──────── RECORDS TO PROCESS

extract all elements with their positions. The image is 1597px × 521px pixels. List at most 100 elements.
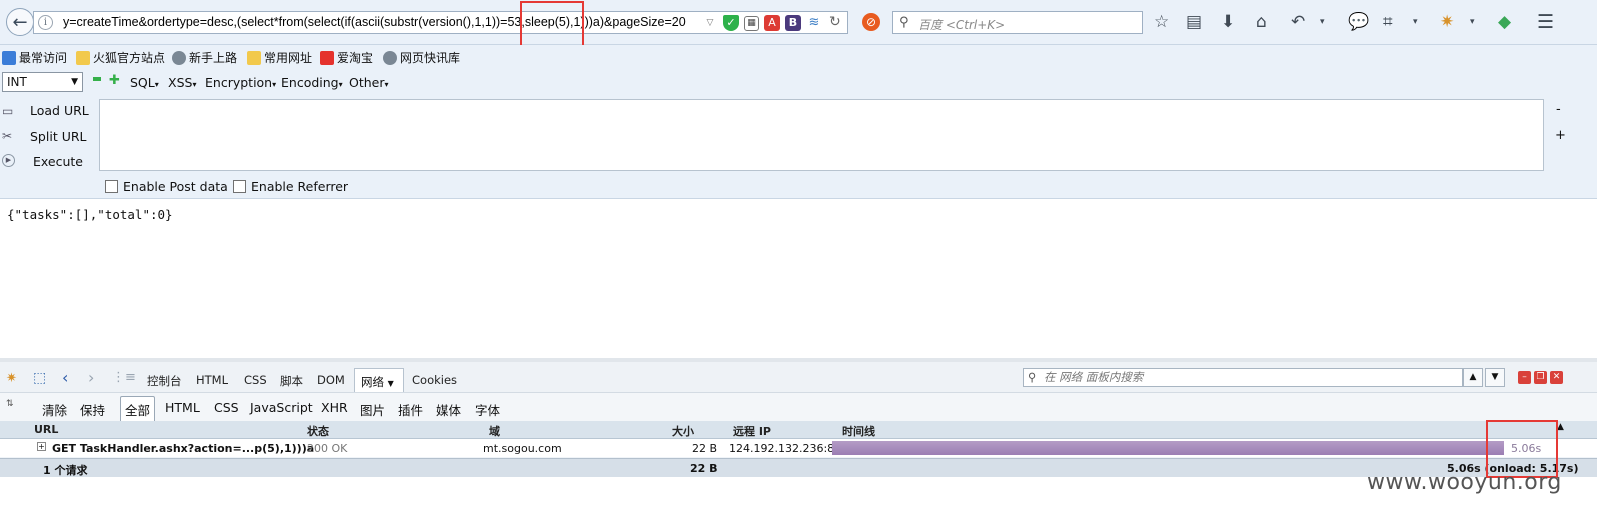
- tab-html[interactable]: HTML: [196, 373, 228, 387]
- firebug-dropdown-icon[interactable]: ▾: [1470, 12, 1475, 32]
- clear-button[interactable]: 清除: [42, 400, 67, 419]
- firebug-icon[interactable]: ✷: [1440, 12, 1454, 32]
- firebug-icon[interactable]: ✷: [6, 371, 17, 386]
- bookmark-label: 最常访问: [19, 51, 68, 65]
- chevron-down-icon[interactable]: ▼: [1485, 368, 1505, 387]
- minus-icon[interactable]: [93, 77, 101, 81]
- column-timeline[interactable]: 时间线: [842, 423, 875, 439]
- filter-html[interactable]: HTML: [165, 400, 200, 415]
- minimize-icon[interactable]: –: [1518, 371, 1531, 384]
- extension-icon[interactable]: ◆: [1498, 12, 1511, 32]
- back-button[interactable]: ←: [6, 8, 34, 36]
- filter-fonts[interactable]: 字体: [475, 400, 500, 419]
- shrink-button[interactable]: -: [1556, 102, 1561, 117]
- tab-network[interactable]: 网络 ▼: [354, 368, 404, 392]
- column-size[interactable]: 大小: [672, 423, 694, 439]
- undo-icon[interactable]: ↶: [1291, 12, 1305, 32]
- bookmark-item[interactable]: 新手上路: [172, 49, 237, 66]
- bookmark-item[interactable]: 常用网址: [247, 49, 312, 66]
- info-icon[interactable]: i: [38, 15, 53, 30]
- tab-css[interactable]: CSS: [244, 373, 267, 387]
- column-url[interactable]: URL: [34, 423, 58, 436]
- checkbox-box[interactable]: [233, 180, 246, 193]
- checkbox-label: Enable Referrer: [251, 179, 349, 194]
- column-status[interactable]: 状态: [307, 423, 329, 439]
- tab-dom[interactable]: DOM: [317, 373, 345, 387]
- hackbar-url-textarea[interactable]: [99, 99, 1544, 171]
- menu-encryption[interactable]: Encryption▾: [205, 75, 276, 90]
- folder-icon: [247, 50, 261, 65]
- table-row[interactable]: + GET TaskHandler.ashx?action=...p(5),1)…: [0, 439, 1597, 457]
- column-remote-ip[interactable]: 远程 IP: [733, 423, 771, 439]
- filter-xhr[interactable]: XHR: [321, 400, 348, 415]
- url-text[interactable]: y=createTime&ordertype=desc,(select*from…: [63, 15, 686, 29]
- menu-icon[interactable]: ☰: [1537, 12, 1554, 32]
- chevron-left-icon[interactable]: ‹: [62, 368, 68, 387]
- url-bar[interactable]: i y=createTime&ordertype=desc,(select*fr…: [33, 11, 848, 34]
- crop-icon[interactable]: ⌗: [1383, 12, 1393, 32]
- split-url-button[interactable]: Split URL: [30, 129, 87, 144]
- detach-icon[interactable]: ❐: [1534, 371, 1547, 384]
- bootstrap-icon[interactable]: B: [785, 15, 801, 31]
- expand-icon[interactable]: +: [37, 442, 46, 451]
- plus-icon[interactable]: ✚: [109, 73, 120, 88]
- bookmark-item[interactable]: 爱淘宝: [320, 49, 373, 66]
- execute-icon: ▶: [2, 154, 15, 167]
- bookmark-item[interactable]: 最常访问: [2, 49, 67, 66]
- tab-console[interactable]: 控制台: [147, 373, 182, 389]
- chevron-up-icon[interactable]: ▲: [1463, 368, 1483, 387]
- enable-post-checkbox[interactable]: Enable Post data: [105, 179, 228, 194]
- home-icon[interactable]: ⌂: [1256, 12, 1267, 32]
- command-line-icon[interactable]: ⋮≡: [112, 370, 136, 385]
- block-icon[interactable]: ⊘: [862, 13, 880, 31]
- undo-dropdown-icon[interactable]: ▾: [1320, 12, 1325, 32]
- filter-plugins[interactable]: 插件: [398, 400, 423, 419]
- bookmark-item[interactable]: 火狐官方站点: [76, 49, 165, 66]
- type-select[interactable]: INT ▼: [2, 72, 83, 92]
- menu-sql[interactable]: SQL▾: [130, 75, 159, 90]
- reload-icon[interactable]: ↻: [829, 14, 845, 30]
- qrcode-icon[interactable]: ▦: [744, 15, 759, 31]
- close-icon[interactable]: ✕: [1550, 371, 1563, 384]
- tab-cookies[interactable]: Cookies: [412, 373, 457, 387]
- shield-icon[interactable]: ✓: [723, 15, 739, 31]
- checkbox-box[interactable]: [105, 180, 118, 193]
- search-box[interactable]: ⚲ 百度 <Ctrl+K>: [892, 11, 1143, 34]
- dropdown-arrow-icon[interactable]: ▽: [702, 15, 718, 31]
- menu-xss[interactable]: XSS▾: [168, 75, 196, 90]
- request-url: GET TaskHandler.ashx?action=...p(5),1)))…: [52, 442, 315, 455]
- filter-javascript[interactable]: JavaScript: [250, 400, 313, 415]
- enable-referrer-checkbox[interactable]: Enable Referrer: [233, 179, 348, 194]
- execute-button[interactable]: Execute: [33, 154, 83, 169]
- load-url-icon: ▭: [2, 104, 14, 118]
- timeline-bar: [832, 441, 1504, 455]
- inspect-icon[interactable]: ⬚: [33, 370, 46, 386]
- menu-other[interactable]: Other▾: [349, 75, 389, 90]
- bookmark-item[interactable]: 网页快讯库: [383, 49, 460, 66]
- request-remote-ip: 124.192.132.236:80: [729, 442, 842, 455]
- chevron-right-icon[interactable]: ›: [88, 368, 94, 387]
- expand-button[interactable]: +: [1555, 128, 1566, 143]
- xhr-icon[interactable]: ⇅: [6, 399, 14, 409]
- persist-button[interactable]: 保持: [80, 400, 105, 419]
- filter-css[interactable]: CSS: [214, 400, 239, 415]
- column-domain[interactable]: 域: [489, 423, 500, 439]
- filter-images[interactable]: 图片: [360, 400, 385, 419]
- bookmark-label: 网页快讯库: [400, 51, 461, 65]
- taobao-icon: [320, 50, 334, 65]
- filter-media[interactable]: 媒体: [436, 400, 461, 419]
- devtools-search-placeholder: 在 网络 面板内搜索: [1044, 370, 1144, 384]
- chat-icon[interactable]: 💬: [1348, 12, 1369, 32]
- star-icon[interactable]: ☆: [1154, 12, 1169, 32]
- reading-list-icon[interactable]: ▤: [1186, 12, 1202, 32]
- tab-script[interactable]: 脚本: [280, 373, 303, 389]
- download-icon[interactable]: ⬇: [1221, 12, 1235, 32]
- filter-all[interactable]: 全部: [120, 396, 156, 423]
- type-select-value: INT: [7, 75, 27, 89]
- menu-encoding[interactable]: Encoding▾: [281, 75, 343, 90]
- angular-icon[interactable]: A: [764, 15, 780, 31]
- wave-icon[interactable]: ≋: [806, 15, 822, 31]
- load-url-button[interactable]: Load URL: [30, 103, 89, 118]
- devtools-search-input[interactable]: ⚲ 在 网络 面板内搜索: [1023, 368, 1463, 387]
- crop-dropdown-icon[interactable]: ▾: [1413, 12, 1418, 32]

────────────────

• REQUIREMENT:
How many of the lines above contain the string "Referrer"? Reply with the number alone.

• EXPECTED ANSWER:
2